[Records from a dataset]

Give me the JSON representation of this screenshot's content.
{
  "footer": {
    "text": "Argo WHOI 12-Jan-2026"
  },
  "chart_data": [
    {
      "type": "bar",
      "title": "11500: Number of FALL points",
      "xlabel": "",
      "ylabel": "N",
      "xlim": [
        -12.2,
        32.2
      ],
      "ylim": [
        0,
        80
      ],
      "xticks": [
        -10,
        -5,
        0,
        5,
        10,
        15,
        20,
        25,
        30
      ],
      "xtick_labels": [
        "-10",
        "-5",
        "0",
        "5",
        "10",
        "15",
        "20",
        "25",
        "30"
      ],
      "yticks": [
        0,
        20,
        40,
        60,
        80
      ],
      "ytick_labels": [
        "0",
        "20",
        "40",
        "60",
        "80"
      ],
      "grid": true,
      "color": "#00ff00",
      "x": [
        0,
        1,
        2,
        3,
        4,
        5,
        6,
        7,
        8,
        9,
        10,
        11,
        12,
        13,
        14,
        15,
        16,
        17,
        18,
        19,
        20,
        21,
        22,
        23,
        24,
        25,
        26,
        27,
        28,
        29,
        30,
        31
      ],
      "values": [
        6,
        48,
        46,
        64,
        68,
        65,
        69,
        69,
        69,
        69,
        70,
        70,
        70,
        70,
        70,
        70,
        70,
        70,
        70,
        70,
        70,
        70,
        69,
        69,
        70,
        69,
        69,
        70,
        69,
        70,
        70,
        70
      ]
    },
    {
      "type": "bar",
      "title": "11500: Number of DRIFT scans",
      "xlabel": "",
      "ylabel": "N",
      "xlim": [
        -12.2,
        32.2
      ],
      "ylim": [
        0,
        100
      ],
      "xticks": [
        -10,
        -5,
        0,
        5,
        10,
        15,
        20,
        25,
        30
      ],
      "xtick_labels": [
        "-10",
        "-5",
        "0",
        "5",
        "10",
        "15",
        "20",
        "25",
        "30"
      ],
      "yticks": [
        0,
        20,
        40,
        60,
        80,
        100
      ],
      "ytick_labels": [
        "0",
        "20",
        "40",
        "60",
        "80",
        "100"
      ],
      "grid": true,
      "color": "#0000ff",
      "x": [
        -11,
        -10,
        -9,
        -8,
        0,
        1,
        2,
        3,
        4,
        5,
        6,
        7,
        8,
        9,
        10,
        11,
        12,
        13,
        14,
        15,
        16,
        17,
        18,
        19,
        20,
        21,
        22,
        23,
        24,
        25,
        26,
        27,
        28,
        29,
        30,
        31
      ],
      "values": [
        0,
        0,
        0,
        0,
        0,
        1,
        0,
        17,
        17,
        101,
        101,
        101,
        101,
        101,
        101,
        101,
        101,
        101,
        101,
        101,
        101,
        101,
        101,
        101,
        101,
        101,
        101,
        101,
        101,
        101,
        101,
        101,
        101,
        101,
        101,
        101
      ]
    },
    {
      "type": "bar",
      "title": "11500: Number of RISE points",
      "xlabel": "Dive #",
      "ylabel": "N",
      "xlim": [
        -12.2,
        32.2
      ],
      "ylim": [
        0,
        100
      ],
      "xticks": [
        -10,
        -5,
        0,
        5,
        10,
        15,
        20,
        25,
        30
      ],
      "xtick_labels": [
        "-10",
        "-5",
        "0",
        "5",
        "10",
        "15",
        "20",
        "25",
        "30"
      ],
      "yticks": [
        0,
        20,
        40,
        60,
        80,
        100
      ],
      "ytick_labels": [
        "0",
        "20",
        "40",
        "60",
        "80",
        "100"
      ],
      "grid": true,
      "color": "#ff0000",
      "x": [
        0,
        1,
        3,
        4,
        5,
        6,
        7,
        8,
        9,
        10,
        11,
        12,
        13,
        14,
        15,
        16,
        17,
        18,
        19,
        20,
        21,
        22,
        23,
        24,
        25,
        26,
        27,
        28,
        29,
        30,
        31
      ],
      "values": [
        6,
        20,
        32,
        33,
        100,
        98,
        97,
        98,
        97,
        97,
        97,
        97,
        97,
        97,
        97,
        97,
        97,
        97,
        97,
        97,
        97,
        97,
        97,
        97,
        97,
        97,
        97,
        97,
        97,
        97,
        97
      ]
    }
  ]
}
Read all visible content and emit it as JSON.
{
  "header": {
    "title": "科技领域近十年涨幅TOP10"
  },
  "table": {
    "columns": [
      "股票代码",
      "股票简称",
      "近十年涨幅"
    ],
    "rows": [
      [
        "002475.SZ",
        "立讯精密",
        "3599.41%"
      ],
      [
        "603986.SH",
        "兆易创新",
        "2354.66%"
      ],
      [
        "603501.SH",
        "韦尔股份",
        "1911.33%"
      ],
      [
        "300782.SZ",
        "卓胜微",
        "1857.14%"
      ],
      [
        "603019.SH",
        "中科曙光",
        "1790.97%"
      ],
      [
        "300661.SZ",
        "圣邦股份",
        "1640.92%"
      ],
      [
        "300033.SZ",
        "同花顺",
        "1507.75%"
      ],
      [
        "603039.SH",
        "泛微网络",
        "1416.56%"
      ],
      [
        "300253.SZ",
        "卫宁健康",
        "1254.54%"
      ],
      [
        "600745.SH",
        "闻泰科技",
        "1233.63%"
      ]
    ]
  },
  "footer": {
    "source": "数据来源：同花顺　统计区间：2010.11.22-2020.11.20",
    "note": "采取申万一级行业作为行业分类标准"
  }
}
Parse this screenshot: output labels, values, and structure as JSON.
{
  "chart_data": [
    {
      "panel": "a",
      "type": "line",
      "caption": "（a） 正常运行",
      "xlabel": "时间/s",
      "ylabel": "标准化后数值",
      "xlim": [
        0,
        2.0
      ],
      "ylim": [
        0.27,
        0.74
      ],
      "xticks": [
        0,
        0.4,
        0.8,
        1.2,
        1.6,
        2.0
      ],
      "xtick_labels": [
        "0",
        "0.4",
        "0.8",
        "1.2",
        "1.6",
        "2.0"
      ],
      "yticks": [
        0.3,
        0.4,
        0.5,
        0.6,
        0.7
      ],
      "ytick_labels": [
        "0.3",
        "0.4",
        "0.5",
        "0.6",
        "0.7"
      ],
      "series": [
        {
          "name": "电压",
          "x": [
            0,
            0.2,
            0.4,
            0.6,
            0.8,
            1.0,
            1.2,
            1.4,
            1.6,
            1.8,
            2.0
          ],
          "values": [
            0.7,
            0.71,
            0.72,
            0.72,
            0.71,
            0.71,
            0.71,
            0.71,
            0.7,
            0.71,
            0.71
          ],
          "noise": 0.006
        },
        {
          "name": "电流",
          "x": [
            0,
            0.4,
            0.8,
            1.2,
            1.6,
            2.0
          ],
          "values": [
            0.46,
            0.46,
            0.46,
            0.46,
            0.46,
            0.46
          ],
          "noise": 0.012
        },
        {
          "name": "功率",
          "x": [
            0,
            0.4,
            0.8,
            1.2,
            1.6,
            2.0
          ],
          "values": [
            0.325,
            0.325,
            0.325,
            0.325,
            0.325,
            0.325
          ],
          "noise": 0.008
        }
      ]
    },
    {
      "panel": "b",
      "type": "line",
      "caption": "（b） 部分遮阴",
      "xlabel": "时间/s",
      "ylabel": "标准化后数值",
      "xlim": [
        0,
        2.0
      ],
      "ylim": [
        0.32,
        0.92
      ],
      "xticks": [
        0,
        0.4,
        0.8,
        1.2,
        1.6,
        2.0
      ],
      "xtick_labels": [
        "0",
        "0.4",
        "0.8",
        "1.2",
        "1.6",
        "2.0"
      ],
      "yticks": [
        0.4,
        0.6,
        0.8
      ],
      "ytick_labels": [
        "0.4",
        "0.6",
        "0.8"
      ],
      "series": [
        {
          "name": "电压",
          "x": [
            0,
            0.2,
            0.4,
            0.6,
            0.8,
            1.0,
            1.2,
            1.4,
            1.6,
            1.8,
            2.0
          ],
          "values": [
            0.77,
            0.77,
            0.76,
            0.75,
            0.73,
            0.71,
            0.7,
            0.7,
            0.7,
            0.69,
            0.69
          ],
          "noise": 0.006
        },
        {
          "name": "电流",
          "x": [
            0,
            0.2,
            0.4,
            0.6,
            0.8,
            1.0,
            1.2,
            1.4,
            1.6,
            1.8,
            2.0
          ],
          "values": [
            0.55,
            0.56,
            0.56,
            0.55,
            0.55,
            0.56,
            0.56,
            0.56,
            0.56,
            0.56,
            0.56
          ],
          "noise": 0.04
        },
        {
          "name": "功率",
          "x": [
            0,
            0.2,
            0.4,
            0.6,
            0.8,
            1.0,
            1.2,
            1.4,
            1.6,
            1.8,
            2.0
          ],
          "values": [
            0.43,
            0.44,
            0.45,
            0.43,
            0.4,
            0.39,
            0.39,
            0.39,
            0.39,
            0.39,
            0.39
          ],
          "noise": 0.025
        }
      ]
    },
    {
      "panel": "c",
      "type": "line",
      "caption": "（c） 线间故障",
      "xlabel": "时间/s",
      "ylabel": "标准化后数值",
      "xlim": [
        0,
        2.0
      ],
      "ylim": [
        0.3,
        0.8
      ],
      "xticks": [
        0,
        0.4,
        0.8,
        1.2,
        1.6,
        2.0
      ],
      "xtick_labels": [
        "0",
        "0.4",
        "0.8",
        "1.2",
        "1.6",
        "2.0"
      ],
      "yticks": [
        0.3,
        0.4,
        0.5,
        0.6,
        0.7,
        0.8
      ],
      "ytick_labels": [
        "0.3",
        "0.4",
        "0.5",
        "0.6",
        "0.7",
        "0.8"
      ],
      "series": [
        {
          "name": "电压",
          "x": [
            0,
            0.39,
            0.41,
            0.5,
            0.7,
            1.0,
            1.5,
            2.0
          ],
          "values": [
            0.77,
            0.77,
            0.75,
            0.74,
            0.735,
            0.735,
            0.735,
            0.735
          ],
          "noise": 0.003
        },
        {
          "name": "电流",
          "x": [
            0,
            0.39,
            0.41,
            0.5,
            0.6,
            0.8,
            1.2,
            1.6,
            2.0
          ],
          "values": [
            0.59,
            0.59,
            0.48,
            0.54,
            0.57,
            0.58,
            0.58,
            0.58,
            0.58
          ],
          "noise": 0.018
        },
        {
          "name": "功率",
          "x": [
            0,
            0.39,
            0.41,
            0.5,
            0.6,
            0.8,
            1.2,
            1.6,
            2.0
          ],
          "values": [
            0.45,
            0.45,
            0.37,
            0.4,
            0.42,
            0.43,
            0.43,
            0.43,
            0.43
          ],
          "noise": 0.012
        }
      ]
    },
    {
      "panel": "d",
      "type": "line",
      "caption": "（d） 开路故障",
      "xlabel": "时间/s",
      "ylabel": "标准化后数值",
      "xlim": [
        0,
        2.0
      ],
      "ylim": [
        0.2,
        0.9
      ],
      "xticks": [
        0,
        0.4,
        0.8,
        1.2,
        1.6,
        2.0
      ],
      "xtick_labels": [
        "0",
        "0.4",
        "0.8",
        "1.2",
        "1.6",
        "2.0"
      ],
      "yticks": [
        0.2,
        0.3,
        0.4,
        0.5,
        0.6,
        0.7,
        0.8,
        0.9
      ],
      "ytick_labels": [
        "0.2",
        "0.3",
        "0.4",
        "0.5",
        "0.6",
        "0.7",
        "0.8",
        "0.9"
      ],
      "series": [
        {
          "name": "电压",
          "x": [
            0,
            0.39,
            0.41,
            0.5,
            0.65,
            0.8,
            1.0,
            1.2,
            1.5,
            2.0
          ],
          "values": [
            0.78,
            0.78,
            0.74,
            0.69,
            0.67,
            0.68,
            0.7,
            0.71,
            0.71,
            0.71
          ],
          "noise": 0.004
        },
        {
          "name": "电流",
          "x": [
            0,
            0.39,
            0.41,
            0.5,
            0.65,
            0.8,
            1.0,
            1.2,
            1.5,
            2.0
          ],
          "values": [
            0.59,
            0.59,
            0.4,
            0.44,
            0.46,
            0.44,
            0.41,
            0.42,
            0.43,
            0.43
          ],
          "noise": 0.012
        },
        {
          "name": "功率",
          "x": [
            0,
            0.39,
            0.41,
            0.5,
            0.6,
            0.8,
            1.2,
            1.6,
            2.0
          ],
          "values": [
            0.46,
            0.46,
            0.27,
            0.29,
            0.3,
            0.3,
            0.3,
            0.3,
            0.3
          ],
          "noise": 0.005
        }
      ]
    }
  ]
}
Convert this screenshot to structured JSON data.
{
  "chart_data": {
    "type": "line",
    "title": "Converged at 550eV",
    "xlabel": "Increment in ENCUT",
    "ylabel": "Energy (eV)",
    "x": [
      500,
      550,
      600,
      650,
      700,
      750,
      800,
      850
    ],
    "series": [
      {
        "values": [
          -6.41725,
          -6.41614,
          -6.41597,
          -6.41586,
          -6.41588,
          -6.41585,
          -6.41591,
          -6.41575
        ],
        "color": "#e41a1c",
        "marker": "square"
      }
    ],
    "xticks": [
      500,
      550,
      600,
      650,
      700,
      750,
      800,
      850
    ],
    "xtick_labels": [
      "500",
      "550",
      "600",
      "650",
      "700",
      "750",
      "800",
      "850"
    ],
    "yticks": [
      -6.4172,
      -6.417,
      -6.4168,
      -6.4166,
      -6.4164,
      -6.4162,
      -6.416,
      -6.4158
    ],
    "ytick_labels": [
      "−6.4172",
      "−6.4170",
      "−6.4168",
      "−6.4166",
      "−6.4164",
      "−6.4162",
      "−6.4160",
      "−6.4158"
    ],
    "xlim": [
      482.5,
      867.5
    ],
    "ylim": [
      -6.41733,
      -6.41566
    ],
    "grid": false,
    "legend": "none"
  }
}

Instructions to follow: Lines that hold "noise" are the ones to copy; find all of them.

Answer for the task:
          "noise": 0.006
          "noise": 0.012
          "noise": 0.008
          "noise": 0.006
          "noise": 0.04
          "noise": 0.025
          "noise": 0.003
          "noise": 0.018
          "noise": 0.012
          "noise": 0.004
          "noise": 0.012
          "noise": 0.005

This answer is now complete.